(Data items)
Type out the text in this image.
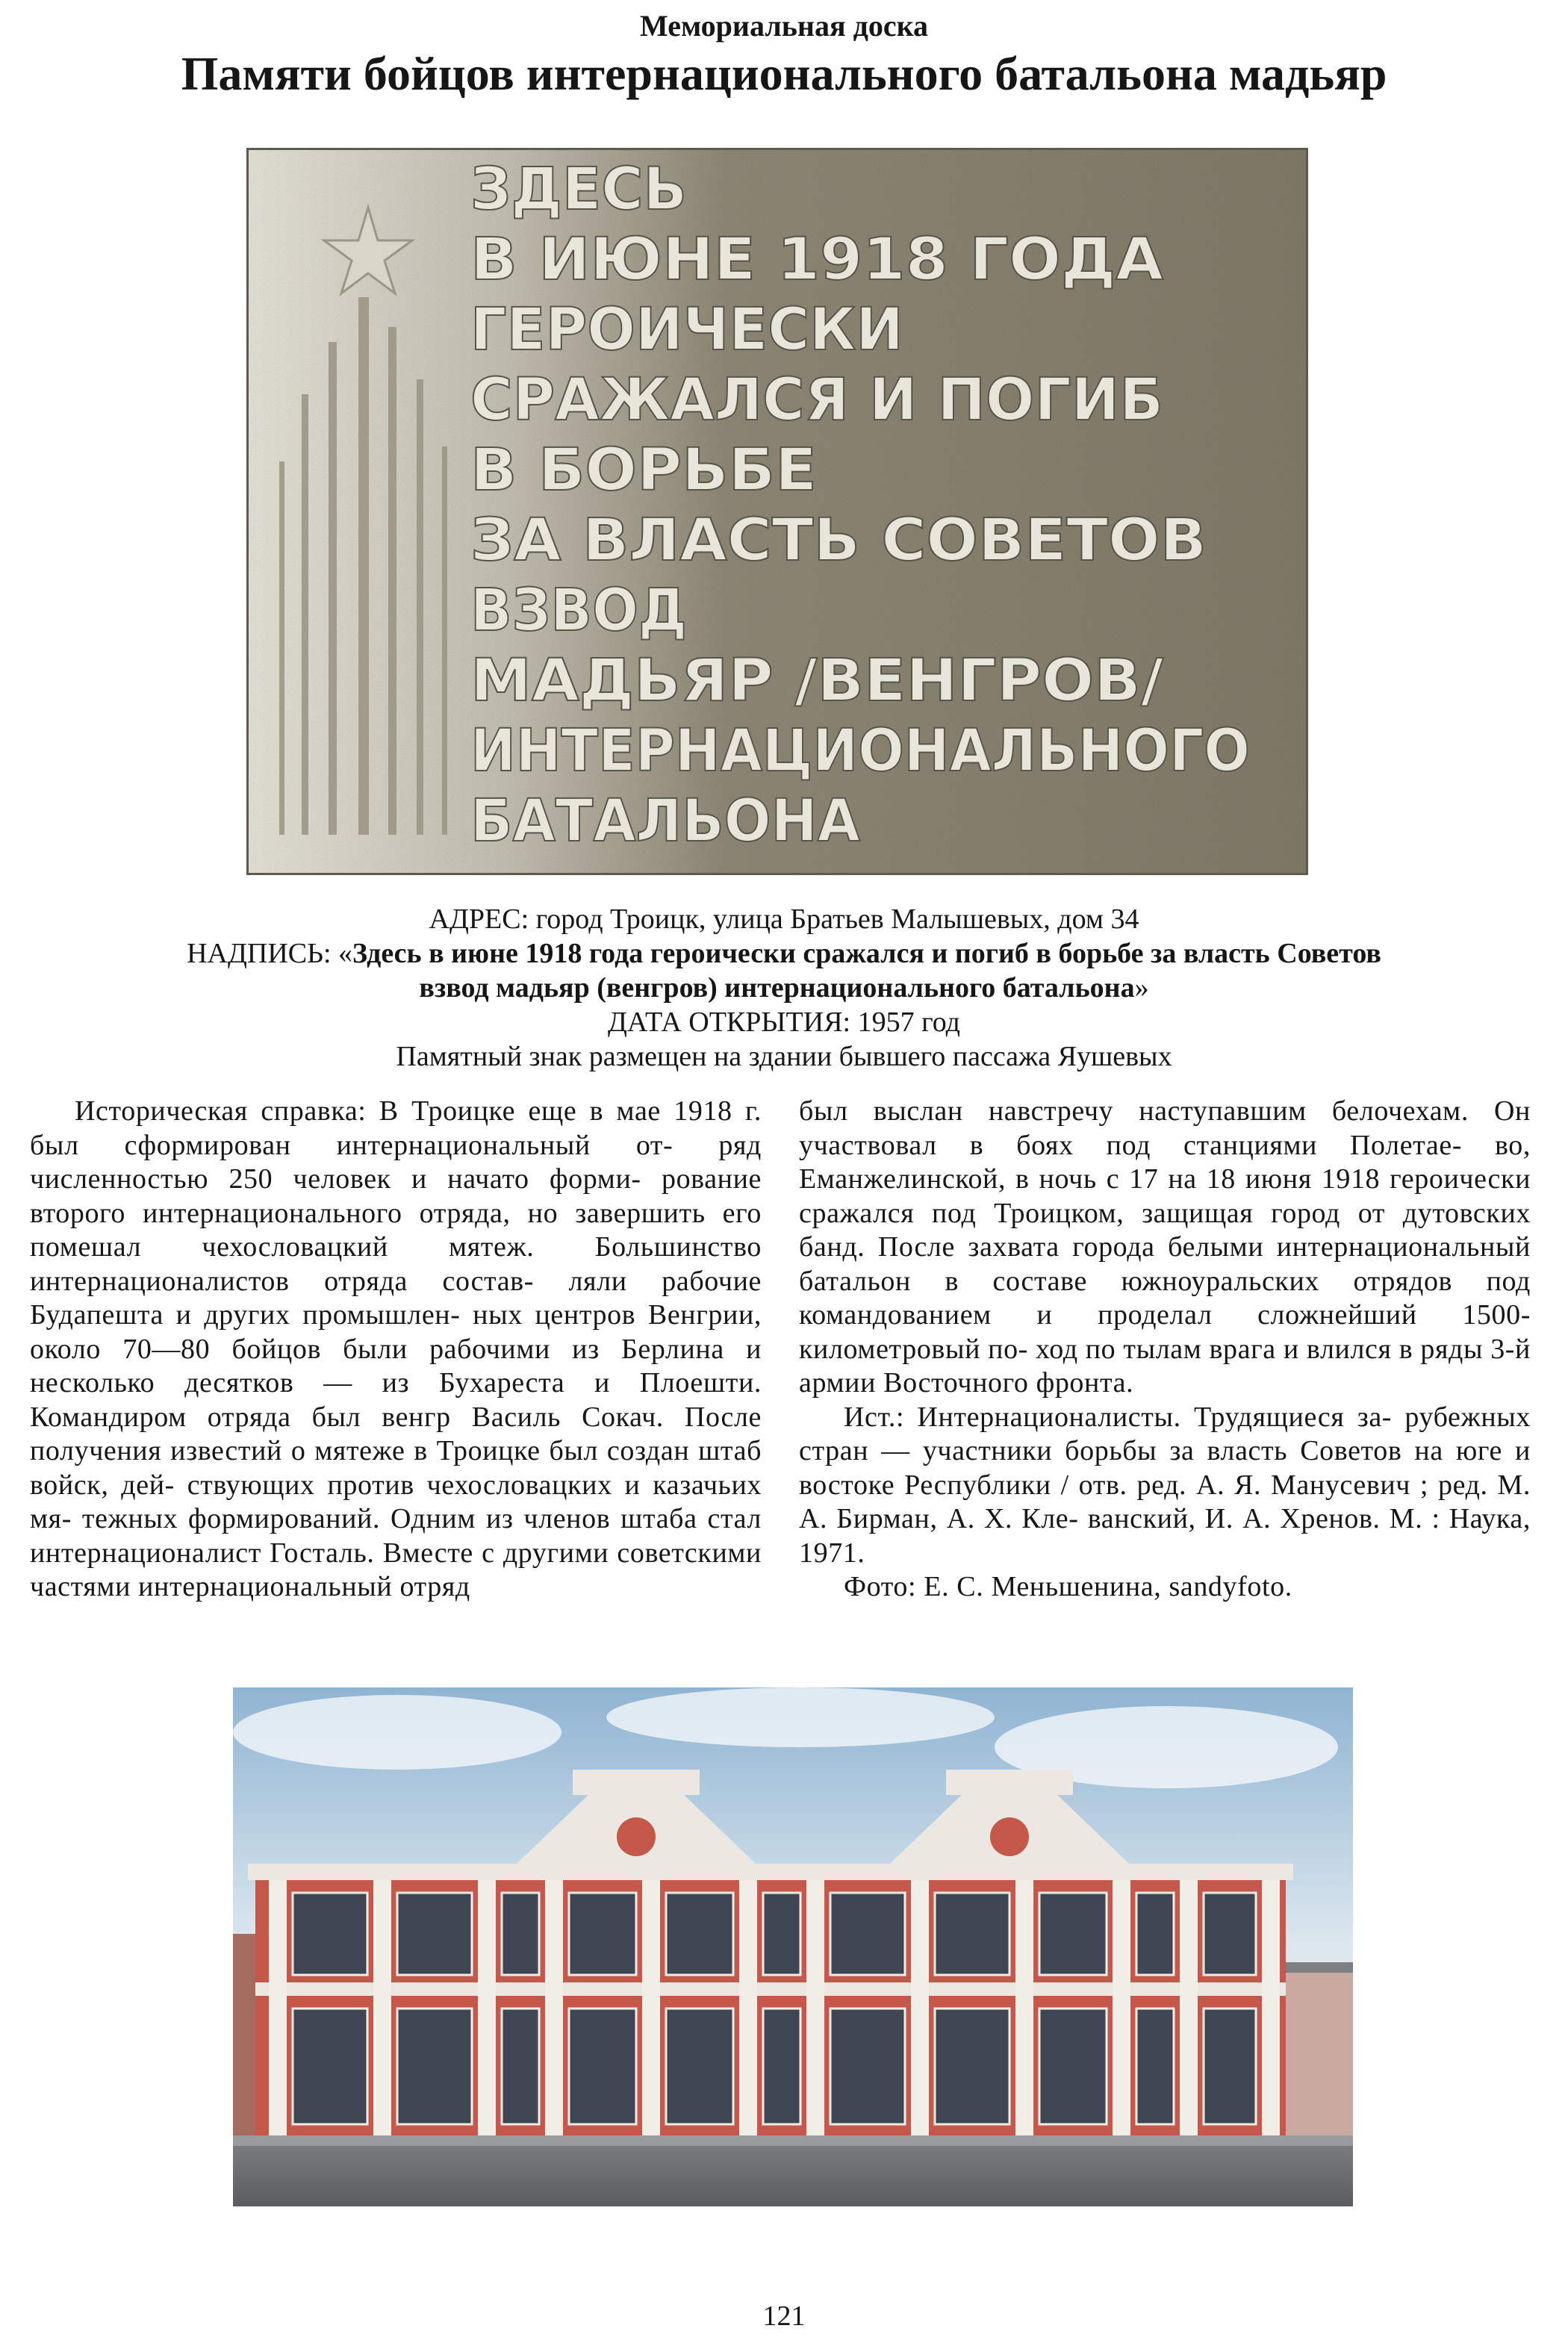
Мемориальная доска
Памяти бойцов интернационального батальона мадьяр
ЗДЕСЬ
В ИЮНЕ 1918 ГОДА
ГЕРОИЧЕСКИ
СРАЖАЛСЯ И ПОГИБ
В БОРЬБЕ
ЗА ВЛАСТЬ СОВЕТОВ
ВЗВОД
МАДЬЯР /ВЕНГРОВ/
ИНТЕРНАЦИОНАЛЬНОГО
БАТАЛЬОНА

АДРЕС: город Троицк, улица Братьев Малышевых, дом 34

НАДПИСЬ: «Здесь в июне 1918 года героически сражался и погиб в борьбе за власть Советов

взвод мадьяр (венгров) интернационального батальона»

ДАТА ОТКРЫТИЯ: 1957 год

Памятный знак размещен на здании бывшего пассажа Яушевых

Историческая справка: В Троицке еще в мае 1918 г. был сформирован интернациональный от- ряд численностью 250 человек и начато форми- рование второго интернационального отряда, но завершить его помешал чехословацкий мятеж. Большинство интернационалистов отряда состав- ляли рабочие Будапешта и других промышлен- ных центров Венгрии, около 70—80 бойцов были рабочими из Берлина и несколько десятков — из Бухареста и Плоешти. Командиром отряда был венгр Василь Сокач. После получения известий о мятеже в Троицке был создан штаб войск, дей- ствующих против чехословацких и казачьих мя- тежных формирований. Одним из членов штаба стал интернационалист Госталь. Вместе с другими советскими частями интернациональный отряд

был выслан навстречу наступавшим белочехам. Он участвовал в боях под станциями Полетае- во, Еманжелинской, в ночь с 17 на 18 июня 1918 героически сражался под Троицком, защищая город от дутовских банд. После захвата города белыми интернациональный батальон в составе южноуральских отрядов под командованием и проделал сложнейший 1500-километровый по- ход по тылам врага и влился в ряды 3-й армии Восточного фронта.

Ист.: Интернационалисты. Трудящиеся за- рубежных стран — участники борьбы за власть Советов на юге и востоке Республики / отв. ред. А. Я. Манусевич ; ред. М. А. Бирман, А. Х. Кле- ванский, И. А. Хренов. М. : Наука, 1971.

Фото: Е. С. Меньшенина, sandyfoto.

121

Aim - Copy out all lines where the word "интернациональный" appears.

Reply to the task -
Историческая справка: В Троицке еще в мае 1918 г. был сформирован интернациональный от- ряд численностью 250 человек и начато форми- рование второго интернационального отряда, но завершить его помешал чехословацкий мятеж. Большинство интернационалистов отряда состав- ляли рабочие Будапешта и других промышлен- ных центров Венгрии, около 70—80 бойцов были рабочими из Берлина и несколько десятков — из Бухареста и Плоешти. Командиром отряда был венгр Василь Сокач. После получения известий о мятеже в Троицке был создан штаб войск, дей- ствующих против чехословацких и казачьих мя- тежных формирований. Одним из членов штаба стал интернационалист Госталь. Вместе с другими советскими частями интернациональный отряд
был выслан навстречу наступавшим белочехам. Он участвовал в боях под станциями Полетае- во, Еманжелинской, в ночь с 17 на 18 июня 1918 героически сражался под Троицком, защищая город от дутовских банд. После захвата города белыми интернациональный батальон в составе южноуральских отрядов под командованием и проделал сложнейший 1500-километровый по- ход по тылам врага и влился в ряды 3-й армии Восточного фронта.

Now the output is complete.